| What the task requires |
Extract each line bearing the word "Contentful".
* BEGIN *
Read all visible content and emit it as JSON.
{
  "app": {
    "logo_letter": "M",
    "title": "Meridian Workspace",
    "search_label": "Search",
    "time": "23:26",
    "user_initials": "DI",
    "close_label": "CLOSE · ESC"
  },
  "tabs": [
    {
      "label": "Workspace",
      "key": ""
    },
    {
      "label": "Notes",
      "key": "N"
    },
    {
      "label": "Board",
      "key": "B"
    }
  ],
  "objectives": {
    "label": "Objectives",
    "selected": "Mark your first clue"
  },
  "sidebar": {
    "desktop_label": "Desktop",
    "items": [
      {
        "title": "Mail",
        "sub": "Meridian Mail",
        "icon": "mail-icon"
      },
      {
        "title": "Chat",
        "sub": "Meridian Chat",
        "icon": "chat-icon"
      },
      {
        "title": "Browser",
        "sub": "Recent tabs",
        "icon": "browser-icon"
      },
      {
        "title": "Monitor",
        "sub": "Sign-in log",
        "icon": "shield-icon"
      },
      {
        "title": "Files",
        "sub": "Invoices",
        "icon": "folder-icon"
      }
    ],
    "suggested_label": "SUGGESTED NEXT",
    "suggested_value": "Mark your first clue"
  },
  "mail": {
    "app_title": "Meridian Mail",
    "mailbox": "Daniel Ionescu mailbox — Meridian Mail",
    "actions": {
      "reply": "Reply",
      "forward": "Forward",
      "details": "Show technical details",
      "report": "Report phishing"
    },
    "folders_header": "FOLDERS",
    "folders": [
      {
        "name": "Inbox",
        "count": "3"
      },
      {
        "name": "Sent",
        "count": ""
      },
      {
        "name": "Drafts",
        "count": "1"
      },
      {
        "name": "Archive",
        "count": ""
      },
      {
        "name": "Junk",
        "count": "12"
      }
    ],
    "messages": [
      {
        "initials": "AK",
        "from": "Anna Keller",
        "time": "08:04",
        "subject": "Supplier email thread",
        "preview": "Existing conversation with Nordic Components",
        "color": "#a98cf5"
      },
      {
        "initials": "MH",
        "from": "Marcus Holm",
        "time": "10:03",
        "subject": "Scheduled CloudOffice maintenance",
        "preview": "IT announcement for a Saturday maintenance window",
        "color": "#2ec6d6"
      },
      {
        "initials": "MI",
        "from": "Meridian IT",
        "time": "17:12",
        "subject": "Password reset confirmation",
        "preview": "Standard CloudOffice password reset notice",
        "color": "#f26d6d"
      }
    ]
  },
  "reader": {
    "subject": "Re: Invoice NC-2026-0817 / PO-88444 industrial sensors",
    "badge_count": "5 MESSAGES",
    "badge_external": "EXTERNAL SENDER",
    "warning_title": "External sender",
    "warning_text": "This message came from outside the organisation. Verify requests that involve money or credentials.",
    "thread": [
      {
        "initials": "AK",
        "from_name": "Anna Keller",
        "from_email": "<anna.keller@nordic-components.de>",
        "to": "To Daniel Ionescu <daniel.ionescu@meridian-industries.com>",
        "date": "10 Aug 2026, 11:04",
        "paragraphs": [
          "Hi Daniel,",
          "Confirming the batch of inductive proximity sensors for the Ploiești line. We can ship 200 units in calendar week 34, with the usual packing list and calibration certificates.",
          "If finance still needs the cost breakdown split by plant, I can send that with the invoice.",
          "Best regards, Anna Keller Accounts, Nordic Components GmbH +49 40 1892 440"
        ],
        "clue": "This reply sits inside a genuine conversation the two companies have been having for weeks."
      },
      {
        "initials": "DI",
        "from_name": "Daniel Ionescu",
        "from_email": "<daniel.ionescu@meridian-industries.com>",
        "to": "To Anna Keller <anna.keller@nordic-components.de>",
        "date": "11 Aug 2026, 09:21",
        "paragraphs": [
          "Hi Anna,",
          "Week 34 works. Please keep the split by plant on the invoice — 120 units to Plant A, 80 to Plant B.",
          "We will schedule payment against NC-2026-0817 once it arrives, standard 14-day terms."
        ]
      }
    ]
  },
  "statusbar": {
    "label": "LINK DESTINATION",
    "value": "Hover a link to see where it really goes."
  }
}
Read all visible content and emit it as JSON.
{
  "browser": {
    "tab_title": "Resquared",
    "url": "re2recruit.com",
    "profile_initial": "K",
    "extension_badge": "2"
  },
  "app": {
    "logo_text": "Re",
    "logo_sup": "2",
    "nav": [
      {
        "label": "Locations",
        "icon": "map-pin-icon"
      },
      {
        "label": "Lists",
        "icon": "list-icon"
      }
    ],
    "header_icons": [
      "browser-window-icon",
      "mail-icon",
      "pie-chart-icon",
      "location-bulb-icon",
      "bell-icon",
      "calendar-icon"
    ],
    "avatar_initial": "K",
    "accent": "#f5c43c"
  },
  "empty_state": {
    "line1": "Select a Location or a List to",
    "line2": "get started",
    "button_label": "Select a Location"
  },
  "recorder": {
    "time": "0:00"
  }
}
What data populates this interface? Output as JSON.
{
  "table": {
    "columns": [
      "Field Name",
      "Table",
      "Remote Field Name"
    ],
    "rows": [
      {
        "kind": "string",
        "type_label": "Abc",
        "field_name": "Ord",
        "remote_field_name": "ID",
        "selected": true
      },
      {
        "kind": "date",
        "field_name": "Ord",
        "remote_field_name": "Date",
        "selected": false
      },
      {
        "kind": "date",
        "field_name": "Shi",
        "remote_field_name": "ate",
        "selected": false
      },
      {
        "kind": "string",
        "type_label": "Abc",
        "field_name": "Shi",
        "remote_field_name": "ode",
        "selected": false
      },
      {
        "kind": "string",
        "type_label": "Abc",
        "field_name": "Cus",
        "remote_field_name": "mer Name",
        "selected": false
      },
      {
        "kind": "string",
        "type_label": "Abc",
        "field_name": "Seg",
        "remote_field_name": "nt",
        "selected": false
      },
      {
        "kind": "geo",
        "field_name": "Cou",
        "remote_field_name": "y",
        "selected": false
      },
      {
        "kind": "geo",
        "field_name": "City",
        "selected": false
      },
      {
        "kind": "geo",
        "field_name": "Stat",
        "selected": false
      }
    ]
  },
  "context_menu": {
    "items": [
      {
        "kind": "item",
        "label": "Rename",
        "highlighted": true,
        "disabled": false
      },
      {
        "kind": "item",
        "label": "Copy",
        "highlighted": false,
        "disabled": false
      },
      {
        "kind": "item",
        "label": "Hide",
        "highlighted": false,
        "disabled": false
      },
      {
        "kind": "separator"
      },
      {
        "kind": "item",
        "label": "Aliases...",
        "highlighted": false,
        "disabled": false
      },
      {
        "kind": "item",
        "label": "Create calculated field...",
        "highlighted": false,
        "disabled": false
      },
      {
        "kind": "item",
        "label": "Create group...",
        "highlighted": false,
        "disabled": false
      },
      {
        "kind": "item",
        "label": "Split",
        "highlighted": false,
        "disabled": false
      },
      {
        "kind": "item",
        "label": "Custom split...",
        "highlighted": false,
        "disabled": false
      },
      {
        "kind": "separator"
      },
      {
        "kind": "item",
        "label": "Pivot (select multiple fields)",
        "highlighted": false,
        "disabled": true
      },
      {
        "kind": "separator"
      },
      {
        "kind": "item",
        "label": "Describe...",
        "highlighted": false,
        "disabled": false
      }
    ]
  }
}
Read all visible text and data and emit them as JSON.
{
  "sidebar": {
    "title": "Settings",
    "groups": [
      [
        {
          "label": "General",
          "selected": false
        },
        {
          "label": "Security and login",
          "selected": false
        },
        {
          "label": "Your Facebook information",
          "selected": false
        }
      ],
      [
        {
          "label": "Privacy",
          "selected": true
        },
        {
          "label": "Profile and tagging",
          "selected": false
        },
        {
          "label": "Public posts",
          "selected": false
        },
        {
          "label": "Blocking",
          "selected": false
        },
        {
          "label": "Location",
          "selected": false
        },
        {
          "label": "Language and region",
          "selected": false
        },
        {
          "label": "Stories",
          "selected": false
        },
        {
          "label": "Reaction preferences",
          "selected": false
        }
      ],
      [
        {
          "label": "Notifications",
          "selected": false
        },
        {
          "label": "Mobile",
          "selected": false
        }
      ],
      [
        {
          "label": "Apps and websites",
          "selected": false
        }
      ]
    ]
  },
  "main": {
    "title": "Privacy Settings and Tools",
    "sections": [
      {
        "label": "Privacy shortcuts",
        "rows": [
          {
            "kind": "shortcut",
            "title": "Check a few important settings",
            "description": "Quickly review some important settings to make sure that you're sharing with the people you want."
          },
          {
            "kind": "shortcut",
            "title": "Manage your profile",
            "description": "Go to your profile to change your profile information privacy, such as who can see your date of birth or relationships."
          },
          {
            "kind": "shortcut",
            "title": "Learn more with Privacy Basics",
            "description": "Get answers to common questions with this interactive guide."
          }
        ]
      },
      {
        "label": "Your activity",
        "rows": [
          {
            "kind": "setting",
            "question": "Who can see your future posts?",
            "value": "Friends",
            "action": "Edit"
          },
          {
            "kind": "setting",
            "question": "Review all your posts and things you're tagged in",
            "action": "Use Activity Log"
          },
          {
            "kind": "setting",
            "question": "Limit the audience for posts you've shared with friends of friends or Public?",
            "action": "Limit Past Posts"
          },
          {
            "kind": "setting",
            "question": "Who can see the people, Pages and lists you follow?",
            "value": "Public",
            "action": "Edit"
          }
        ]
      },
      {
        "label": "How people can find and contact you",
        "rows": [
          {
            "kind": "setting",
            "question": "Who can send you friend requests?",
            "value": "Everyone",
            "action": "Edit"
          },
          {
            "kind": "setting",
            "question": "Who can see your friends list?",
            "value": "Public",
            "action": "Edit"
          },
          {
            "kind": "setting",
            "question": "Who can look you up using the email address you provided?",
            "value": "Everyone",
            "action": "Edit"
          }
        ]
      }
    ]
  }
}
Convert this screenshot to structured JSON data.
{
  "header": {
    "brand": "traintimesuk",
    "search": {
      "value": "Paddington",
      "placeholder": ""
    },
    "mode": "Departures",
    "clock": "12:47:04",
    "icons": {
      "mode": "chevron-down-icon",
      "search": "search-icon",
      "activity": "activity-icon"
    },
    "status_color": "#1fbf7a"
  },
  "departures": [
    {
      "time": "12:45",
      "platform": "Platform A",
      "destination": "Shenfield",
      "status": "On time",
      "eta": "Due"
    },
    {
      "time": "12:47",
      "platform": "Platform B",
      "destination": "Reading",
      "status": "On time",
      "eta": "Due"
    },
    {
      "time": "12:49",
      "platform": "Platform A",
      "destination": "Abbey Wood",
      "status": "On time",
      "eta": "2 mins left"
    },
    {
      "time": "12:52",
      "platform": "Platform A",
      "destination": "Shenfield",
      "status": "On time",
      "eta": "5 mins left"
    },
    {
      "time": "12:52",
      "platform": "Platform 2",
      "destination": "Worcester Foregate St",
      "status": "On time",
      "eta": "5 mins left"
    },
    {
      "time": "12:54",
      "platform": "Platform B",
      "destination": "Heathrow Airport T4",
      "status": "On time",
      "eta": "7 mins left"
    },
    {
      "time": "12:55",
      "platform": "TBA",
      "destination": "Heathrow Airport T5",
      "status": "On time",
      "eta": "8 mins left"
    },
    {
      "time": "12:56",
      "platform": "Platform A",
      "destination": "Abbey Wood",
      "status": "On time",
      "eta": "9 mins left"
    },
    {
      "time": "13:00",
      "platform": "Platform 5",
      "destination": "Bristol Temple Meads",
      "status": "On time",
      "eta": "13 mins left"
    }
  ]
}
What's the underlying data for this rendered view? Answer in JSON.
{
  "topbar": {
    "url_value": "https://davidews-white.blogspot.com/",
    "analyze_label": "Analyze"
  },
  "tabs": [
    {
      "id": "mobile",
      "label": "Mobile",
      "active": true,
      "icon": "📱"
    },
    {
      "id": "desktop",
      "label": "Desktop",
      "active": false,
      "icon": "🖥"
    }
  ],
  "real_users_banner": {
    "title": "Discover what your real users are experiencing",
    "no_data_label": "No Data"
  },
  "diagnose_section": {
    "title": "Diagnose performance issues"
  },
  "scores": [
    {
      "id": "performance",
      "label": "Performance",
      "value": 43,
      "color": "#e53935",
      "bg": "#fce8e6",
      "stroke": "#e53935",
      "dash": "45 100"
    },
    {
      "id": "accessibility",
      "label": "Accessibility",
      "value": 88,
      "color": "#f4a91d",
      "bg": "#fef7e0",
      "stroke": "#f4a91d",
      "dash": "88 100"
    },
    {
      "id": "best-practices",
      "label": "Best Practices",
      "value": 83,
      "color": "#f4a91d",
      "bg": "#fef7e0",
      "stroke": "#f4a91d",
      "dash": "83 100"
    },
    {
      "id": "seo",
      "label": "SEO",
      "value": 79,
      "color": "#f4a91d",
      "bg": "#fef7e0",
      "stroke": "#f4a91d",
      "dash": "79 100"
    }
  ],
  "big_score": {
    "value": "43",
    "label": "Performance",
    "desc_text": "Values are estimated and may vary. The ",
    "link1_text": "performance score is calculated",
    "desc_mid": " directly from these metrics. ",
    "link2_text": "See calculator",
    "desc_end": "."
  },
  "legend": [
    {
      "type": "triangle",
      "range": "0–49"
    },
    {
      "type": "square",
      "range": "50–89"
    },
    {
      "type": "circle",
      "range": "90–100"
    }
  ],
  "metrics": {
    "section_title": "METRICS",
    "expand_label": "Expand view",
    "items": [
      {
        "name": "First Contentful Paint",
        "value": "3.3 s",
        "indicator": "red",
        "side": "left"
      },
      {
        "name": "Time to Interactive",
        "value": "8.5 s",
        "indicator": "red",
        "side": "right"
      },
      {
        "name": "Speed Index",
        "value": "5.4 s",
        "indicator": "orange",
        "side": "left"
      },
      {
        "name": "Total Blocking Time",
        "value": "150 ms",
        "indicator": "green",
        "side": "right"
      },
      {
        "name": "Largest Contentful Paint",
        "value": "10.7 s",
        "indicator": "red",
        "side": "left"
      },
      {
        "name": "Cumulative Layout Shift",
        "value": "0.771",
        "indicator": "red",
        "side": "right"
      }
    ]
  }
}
* END *
| Solution below |
        "name": "First Contentful Paint",
        "name": "Largest Contentful Paint",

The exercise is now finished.